» **WHAT IS ASKED**
Will you output the entries below exactly, skipping every image they contain?

» **Dataset items**

--------

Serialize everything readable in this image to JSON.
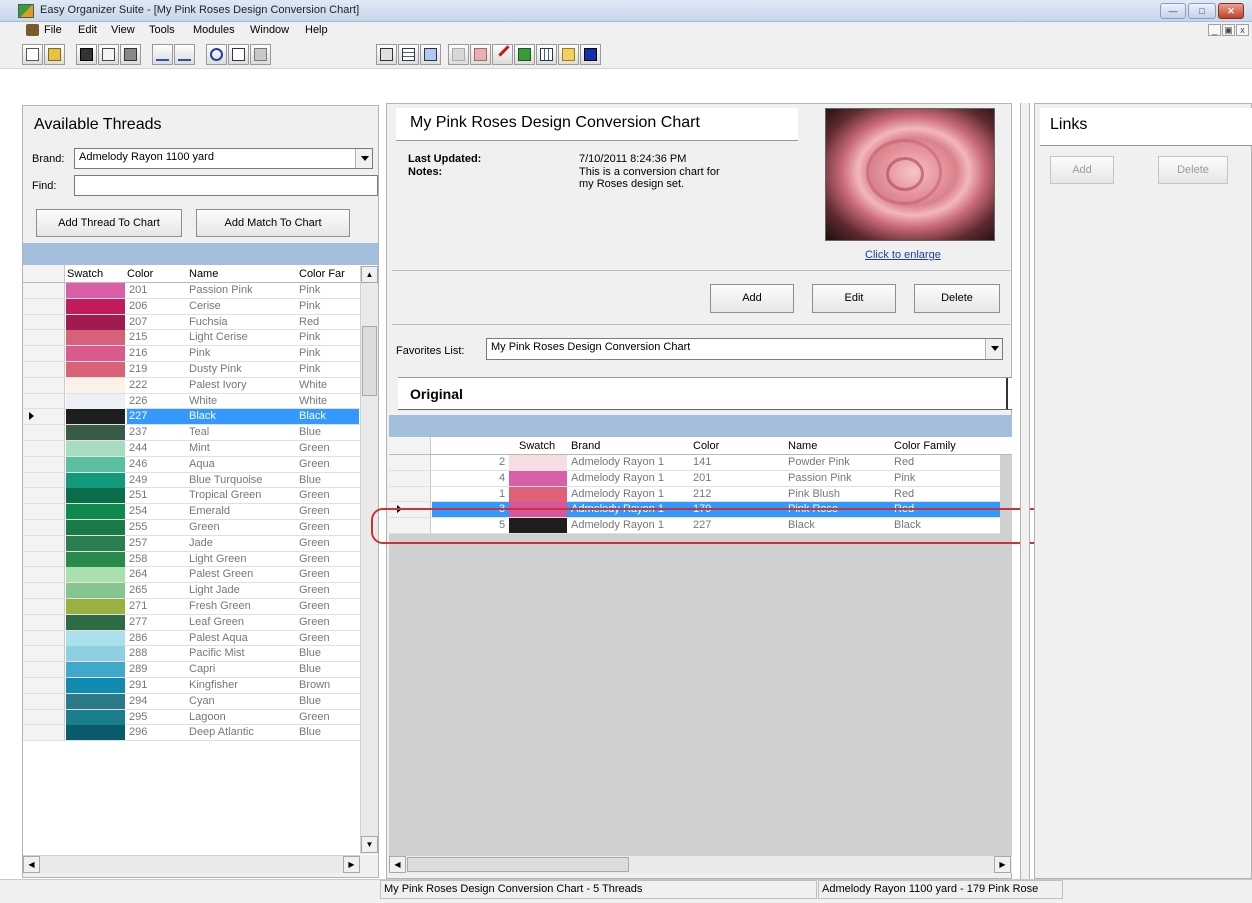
{
  "window": {
    "title": "Easy Organizer Suite - [My Pink Roses Design Conversion Chart]"
  },
  "menu": {
    "items": [
      "File",
      "Edit",
      "View",
      "Tools",
      "Modules",
      "Window",
      "Help"
    ]
  },
  "left_panel": {
    "title": "Available Threads",
    "brand_label": "Brand:",
    "brand_value": "Admelody Rayon 1100 yard",
    "find_label": "Find:",
    "find_value": "",
    "add_thread_button": "Add Thread To Chart",
    "add_match_button": "Add Match To Chart",
    "columns": [
      "Swatch",
      "Color",
      "Name",
      "Color Far"
    ],
    "rows": [
      {
        "color": "201",
        "name": "Passion Pink",
        "family": "Pink",
        "swatch": "#d95fa8"
      },
      {
        "color": "206",
        "name": "Cerise",
        "family": "Pink",
        "swatch": "#c41a5e"
      },
      {
        "color": "207",
        "name": "Fuchsia",
        "family": "Red",
        "swatch": "#a01b50"
      },
      {
        "color": "215",
        "name": "Light Cerise",
        "family": "Pink",
        "swatch": "#d9607a"
      },
      {
        "color": "216",
        "name": "Pink",
        "family": "Pink",
        "swatch": "#d95a8a"
      },
      {
        "color": "219",
        "name": "Dusty Pink",
        "family": "Pink",
        "swatch": "#d96278"
      },
      {
        "color": "222",
        "name": "Palest Ivory",
        "family": "White",
        "swatch": "#f8f2e8"
      },
      {
        "color": "226",
        "name": "White",
        "family": "White",
        "swatch": "#eef0f8"
      },
      {
        "color": "227",
        "name": "Black",
        "family": "Black",
        "swatch": "#1e1e1e",
        "selected": true
      },
      {
        "color": "237",
        "name": "Teal",
        "family": "Blue",
        "swatch": "#3a5a48"
      },
      {
        "color": "244",
        "name": "Mint",
        "family": "Green",
        "swatch": "#a8dcc0"
      },
      {
        "color": "246",
        "name": "Aqua",
        "family": "Green",
        "swatch": "#5ac0a0"
      },
      {
        "color": "249",
        "name": "Blue Turquoise",
        "family": "Blue",
        "swatch": "#139a7c"
      },
      {
        "color": "251",
        "name": "Tropical Green",
        "family": "Green",
        "swatch": "#0a6e4a"
      },
      {
        "color": "254",
        "name": "Emerald",
        "family": "Green",
        "swatch": "#0e8a4c"
      },
      {
        "color": "255",
        "name": "Green",
        "family": "Green",
        "swatch": "#1a7a4a"
      },
      {
        "color": "257",
        "name": "Jade",
        "family": "Green",
        "swatch": "#2a7e50"
      },
      {
        "color": "258",
        "name": "Light Green",
        "family": "Green",
        "swatch": "#2a8a4a"
      },
      {
        "color": "264",
        "name": "Palest Green",
        "family": "Green",
        "swatch": "#a8e0b0"
      },
      {
        "color": "265",
        "name": "Light Jade",
        "family": "Green",
        "swatch": "#86c490"
      },
      {
        "color": "271",
        "name": "Fresh Green",
        "family": "Green",
        "swatch": "#9ab040"
      },
      {
        "color": "277",
        "name": "Leaf Green",
        "family": "Green",
        "swatch": "#2e6a44"
      },
      {
        "color": "286",
        "name": "Palest Aqua",
        "family": "Green",
        "swatch": "#a8e0ec"
      },
      {
        "color": "288",
        "name": "Pacific Mist",
        "family": "Blue",
        "swatch": "#8ed0e0"
      },
      {
        "color": "289",
        "name": "Capri",
        "family": "Blue",
        "swatch": "#40a8c8"
      },
      {
        "color": "291",
        "name": "Kingfisher",
        "family": "Brown",
        "swatch": "#108ab0"
      },
      {
        "color": "294",
        "name": "Cyan",
        "family": "Blue",
        "swatch": "#2a7a8a"
      },
      {
        "color": "295",
        "name": "Lagoon",
        "family": "Green",
        "swatch": "#1a7e8e"
      },
      {
        "color": "296",
        "name": "Deep Atlantic",
        "family": "Blue",
        "swatch": "#0a5a6e"
      }
    ]
  },
  "chart": {
    "title": "My Pink Roses Design Conversion Chart",
    "last_updated_label": "Last Updated:",
    "last_updated_value": "7/10/2011 8:24:36 PM",
    "notes_label": "Notes:",
    "notes_line1": "This is a conversion chart for",
    "notes_line2": "my Roses design set.",
    "enlarge_link": "Click to enlarge",
    "add_button": "Add",
    "edit_button": "Edit",
    "delete_button": "Delete",
    "favorites_label": "Favorites List:",
    "favorites_value": "My Pink Roses Design Conversion Chart",
    "section_title": "Original",
    "columns": [
      "Swatch",
      "Brand",
      "Color",
      "Name",
      "Color Family"
    ],
    "rows": [
      {
        "num": "2",
        "brand": "Admelody Rayon 1",
        "color": "141",
        "name": "Powder Pink",
        "family": "Red",
        "swatch": "#f6dde2"
      },
      {
        "num": "4",
        "brand": "Admelody Rayon 1",
        "color": "201",
        "name": "Passion Pink",
        "family": "Pink",
        "swatch": "#d95fa8"
      },
      {
        "num": "1",
        "brand": "Admelody Rayon 1",
        "color": "212",
        "name": "Pink Blush",
        "family": "Red",
        "swatch": "#e0607a"
      },
      {
        "num": "3",
        "brand": "Admelody Rayon 1",
        "color": "179",
        "name": "Pink Rose",
        "family": "Red",
        "swatch": "#d7559a",
        "selected": true
      },
      {
        "num": "5",
        "brand": "Admelody Rayon 1",
        "color": "227",
        "name": "Black",
        "family": "Black",
        "swatch": "#1e1e1e"
      }
    ]
  },
  "links": {
    "title": "Links",
    "add_button": "Add",
    "delete_button": "Delete"
  },
  "status": {
    "left": "My Pink Roses Design Conversion Chart - 5 Threads",
    "right": "Admelody Rayon 1100 yard - 179 Pink Rose"
  },
  "colors": {
    "selection": "#3399ff",
    "grid_band": "#a4bfdd",
    "highlight_oval": "#cc3333"
  }
}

--------

» **ANSWER BELOW**
Serialize everything readable in this image to JSON.
{
  "window": {
    "title": "Easy Organizer Suite - [My Pink Roses Design Conversion Chart]"
  },
  "menu": {
    "items": [
      "File",
      "Edit",
      "View",
      "Tools",
      "Modules",
      "Window",
      "Help"
    ]
  },
  "left_panel": {
    "title": "Available Threads",
    "brand_label": "Brand:",
    "brand_value": "Admelody Rayon 1100 yard",
    "find_label": "Find:",
    "find_value": "",
    "add_thread_button": "Add Thread To Chart",
    "add_match_button": "Add Match To Chart",
    "columns": [
      "Swatch",
      "Color",
      "Name",
      "Color Far"
    ],
    "rows": [
      {
        "color": "201",
        "name": "Passion Pink",
        "family": "Pink",
        "swatch": "#d95fa8"
      },
      {
        "color": "206",
        "name": "Cerise",
        "family": "Pink",
        "swatch": "#c41a5e"
      },
      {
        "color": "207",
        "name": "Fuchsia",
        "family": "Red",
        "swatch": "#a01b50"
      },
      {
        "color": "215",
        "name": "Light Cerise",
        "family": "Pink",
        "swatch": "#d9607a"
      },
      {
        "color": "216",
        "name": "Pink",
        "family": "Pink",
        "swatch": "#d95a8a"
      },
      {
        "color": "219",
        "name": "Dusty Pink",
        "family": "Pink",
        "swatch": "#d96278"
      },
      {
        "color": "222",
        "name": "Palest Ivory",
        "family": "White",
        "swatch": "#f8f2e8"
      },
      {
        "color": "226",
        "name": "White",
        "family": "White",
        "swatch": "#eef0f8"
      },
      {
        "color": "227",
        "name": "Black",
        "family": "Black",
        "swatch": "#1e1e1e",
        "selected": true
      },
      {
        "color": "237",
        "name": "Teal",
        "family": "Blue",
        "swatch": "#3a5a48"
      },
      {
        "color": "244",
        "name": "Mint",
        "family": "Green",
        "swatch": "#a8dcc0"
      },
      {
        "color": "246",
        "name": "Aqua",
        "family": "Green",
        "swatch": "#5ac0a0"
      },
      {
        "color": "249",
        "name": "Blue Turquoise",
        "family": "Blue",
        "swatch": "#139a7c"
      },
      {
        "color": "251",
        "name": "Tropical Green",
        "family": "Green",
        "swatch": "#0a6e4a"
      },
      {
        "color": "254",
        "name": "Emerald",
        "family": "Green",
        "swatch": "#0e8a4c"
      },
      {
        "color": "255",
        "name": "Green",
        "family": "Green",
        "swatch": "#1a7a4a"
      },
      {
        "color": "257",
        "name": "Jade",
        "family": "Green",
        "swatch": "#2a7e50"
      },
      {
        "color": "258",
        "name": "Light Green",
        "family": "Green",
        "swatch": "#2a8a4a"
      },
      {
        "color": "264",
        "name": "Palest Green",
        "family": "Green",
        "swatch": "#a8e0b0"
      },
      {
        "color": "265",
        "name": "Light Jade",
        "family": "Green",
        "swatch": "#86c490"
      },
      {
        "color": "271",
        "name": "Fresh Green",
        "family": "Green",
        "swatch": "#9ab040"
      },
      {
        "color": "277",
        "name": "Leaf Green",
        "family": "Green",
        "swatch": "#2e6a44"
      },
      {
        "color": "286",
        "name": "Palest Aqua",
        "family": "Green",
        "swatch": "#a8e0ec"
      },
      {
        "color": "288",
        "name": "Pacific Mist",
        "family": "Blue",
        "swatch": "#8ed0e0"
      },
      {
        "color": "289",
        "name": "Capri",
        "family": "Blue",
        "swatch": "#40a8c8"
      },
      {
        "color": "291",
        "name": "Kingfisher",
        "family": "Brown",
        "swatch": "#108ab0"
      },
      {
        "color": "294",
        "name": "Cyan",
        "family": "Blue",
        "swatch": "#2a7a8a"
      },
      {
        "color": "295",
        "name": "Lagoon",
        "family": "Green",
        "swatch": "#1a7e8e"
      },
      {
        "color": "296",
        "name": "Deep Atlantic",
        "family": "Blue",
        "swatch": "#0a5a6e"
      }
    ]
  },
  "chart": {
    "title": "My Pink Roses Design Conversion Chart",
    "last_updated_label": "Last Updated:",
    "last_updated_value": "7/10/2011 8:24:36 PM",
    "notes_label": "Notes:",
    "notes_line1": "This is a conversion chart for",
    "notes_line2": "my Roses design set.",
    "enlarge_link": "Click to enlarge",
    "add_button": "Add",
    "edit_button": "Edit",
    "delete_button": "Delete",
    "favorites_label": "Favorites List:",
    "favorites_value": "My Pink Roses Design Conversion Chart",
    "section_title": "Original",
    "columns": [
      "Swatch",
      "Brand",
      "Color",
      "Name",
      "Color Family"
    ],
    "rows": [
      {
        "num": "2",
        "brand": "Admelody Rayon 1",
        "color": "141",
        "name": "Powder Pink",
        "family": "Red",
        "swatch": "#f6dde2"
      },
      {
        "num": "4",
        "brand": "Admelody Rayon 1",
        "color": "201",
        "name": "Passion Pink",
        "family": "Pink",
        "swatch": "#d95fa8"
      },
      {
        "num": "1",
        "brand": "Admelody Rayon 1",
        "color": "212",
        "name": "Pink Blush",
        "family": "Red",
        "swatch": "#e0607a"
      },
      {
        "num": "3",
        "brand": "Admelody Rayon 1",
        "color": "179",
        "name": "Pink Rose",
        "family": "Red",
        "swatch": "#d7559a",
        "selected": true
      },
      {
        "num": "5",
        "brand": "Admelody Rayon 1",
        "color": "227",
        "name": "Black",
        "family": "Black",
        "swatch": "#1e1e1e"
      }
    ]
  },
  "links": {
    "title": "Links",
    "add_button": "Add",
    "delete_button": "Delete"
  },
  "status": {
    "left": "My Pink Roses Design Conversion Chart - 5 Threads",
    "right": "Admelody Rayon 1100 yard - 179 Pink Rose"
  },
  "colors": {
    "selection": "#3399ff",
    "grid_band": "#a4bfdd",
    "highlight_oval": "#cc3333"
  }
}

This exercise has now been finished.